PROBLEM: Transcribe every line exactly and omit anything that is a picture.

RECORD EXTRACTS:

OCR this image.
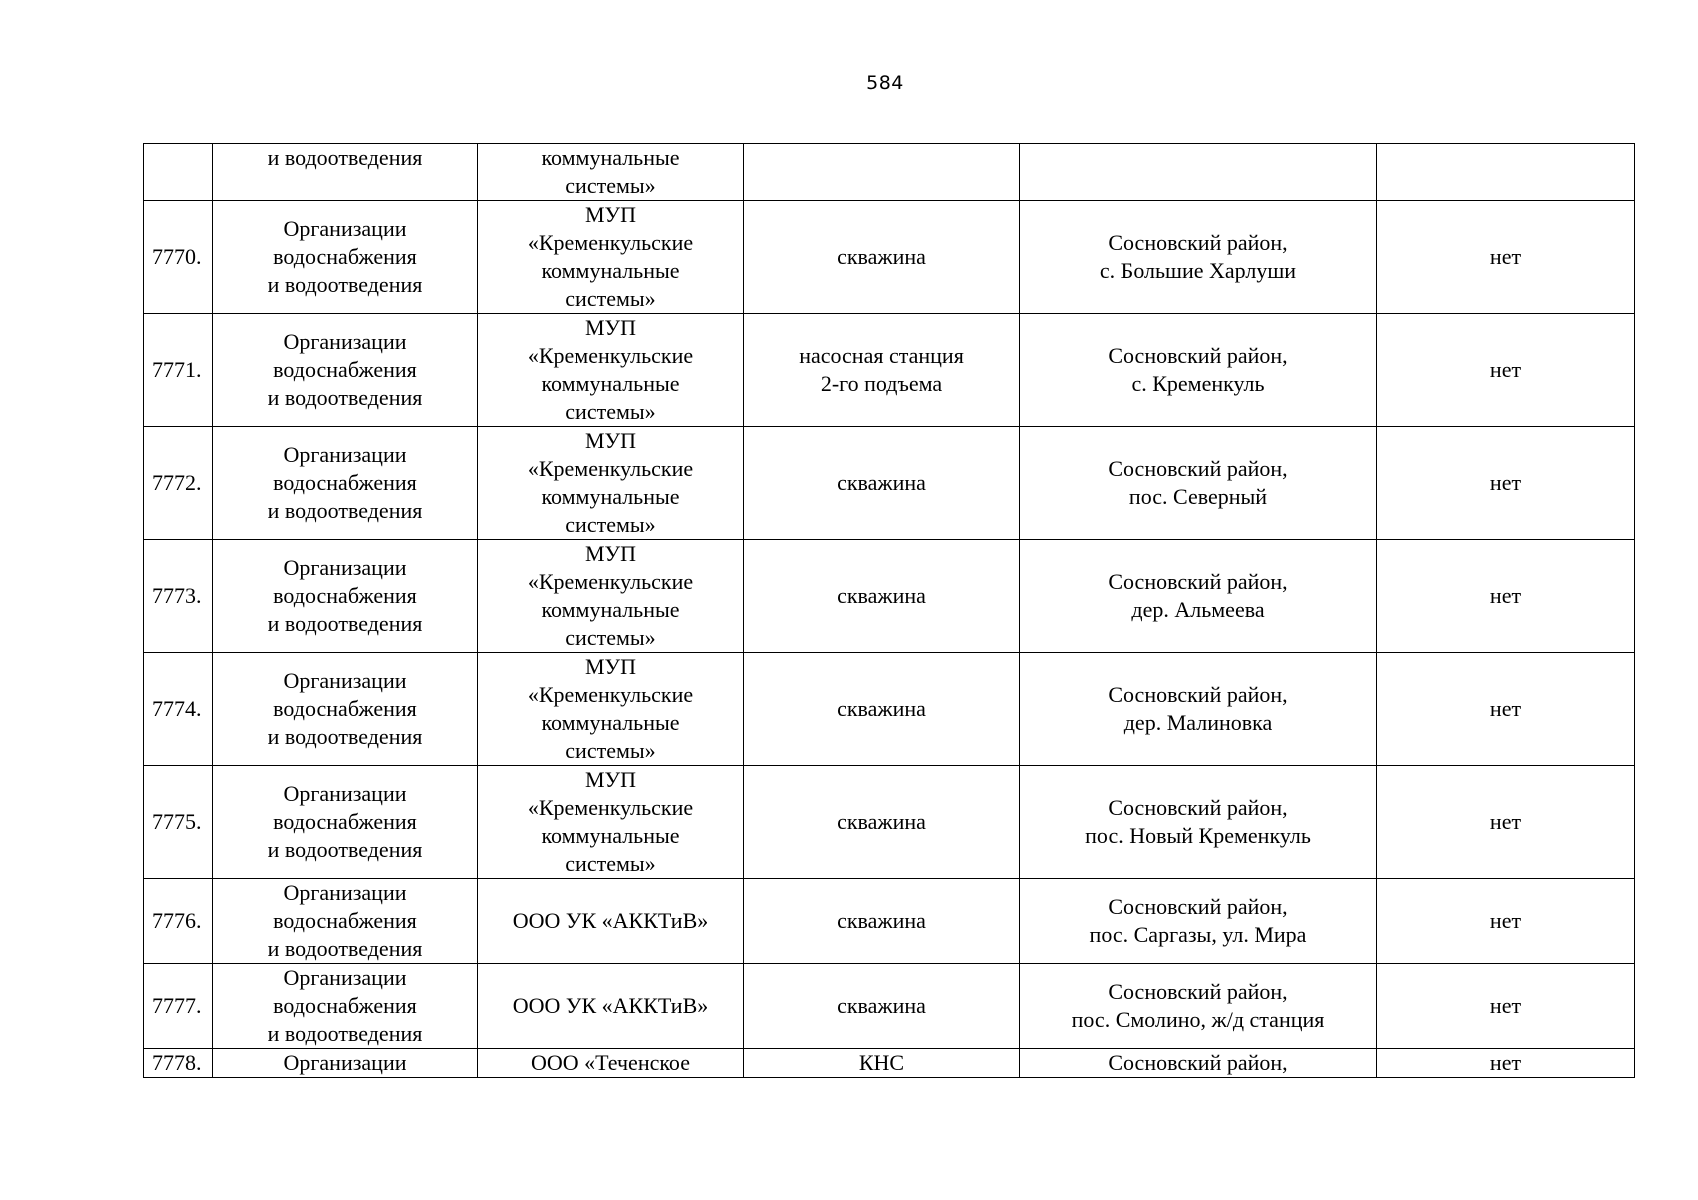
584
	и водоотведения	коммунальные
системы»			
7770.	Организации
водоснабжения
и водоотведения	МУП
«Кременкульские
коммунальные
системы»	скважина	Сосновский район,
с. Большие Харлуши	нет
7771.	Организации
водоснабжения
и водоотведения	МУП
«Кременкульские
коммунальные
системы»	насосная станция
2-го подъема	Сосновский район,
с. Кременкуль	нет
7772.	Организации
водоснабжения
и водоотведения	МУП
«Кременкульские
коммунальные
системы»	скважина	Сосновский район,
пос. Северный	нет
7773.	Организации
водоснабжения
и водоотведения	МУП
«Кременкульские
коммунальные
системы»	скважина	Сосновский район,
дер. Альмеева	нет
7774.	Организации
водоснабжения
и водоотведения	МУП
«Кременкульские
коммунальные
системы»	скважина	Сосновский район,
дер. Малиновка	нет
7775.	Организации
водоснабжения
и водоотведения	МУП
«Кременкульские
коммунальные
системы»	скважина	Сосновский район,
пос. Новый Кременкуль	нет
7776.	Организации
водоснабжения
и водоотведения	ООО УК «АККТиВ»	скважина	Сосновский район,
пос. Саргазы, ул. Мира	нет
7777.	Организации
водоснабжения
и водоотведения	ООО УК «АККТиВ»	скважина	Сосновский район,
пос. Смолино, ж/д станция	нет
7778.	Организации	ООО «Теченское	КНС	Сосновский район,	нет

WRITTEN ANSWER:
OCR this image.
584
	и водоотведения	коммунальные
системы»			
7770.	Организации
водоснабжения
и водоотведения	МУП
«Кременкульские
коммунальные
системы»	скважина	Сосновский район,
с. Большие Харлуши	нет
7771.	Организации
водоснабжения
и водоотведения	МУП
«Кременкульские
коммунальные
системы»	насосная станция
2-го подъема	Сосновский район,
с. Кременкуль	нет
7772.	Организации
водоснабжения
и водоотведения	МУП
«Кременкульские
коммунальные
системы»	скважина	Сосновский район,
пос. Северный	нет
7773.	Организации
водоснабжения
и водоотведения	МУП
«Кременкульские
коммунальные
системы»	скважина	Сосновский район,
дер. Альмеева	нет
7774.	Организации
водоснабжения
и водоотведения	МУП
«Кременкульские
коммунальные
системы»	скважина	Сосновский район,
дер. Малиновка	нет
7775.	Организации
водоснабжения
и водоотведения	МУП
«Кременкульские
коммунальные
системы»	скважина	Сосновский район,
пос. Новый Кременкуль	нет
7776.	Организации
водоснабжения
и водоотведения	ООО УК «АККТиВ»	скважина	Сосновский район,
пос. Саргазы, ул. Мира	нет
7777.	Организации
водоснабжения
и водоотведения	ООО УК «АККТиВ»	скважина	Сосновский район,
пос. Смолино, ж/д станция	нет
7778.	Организации	ООО «Теченское	КНС	Сосновский район,	нет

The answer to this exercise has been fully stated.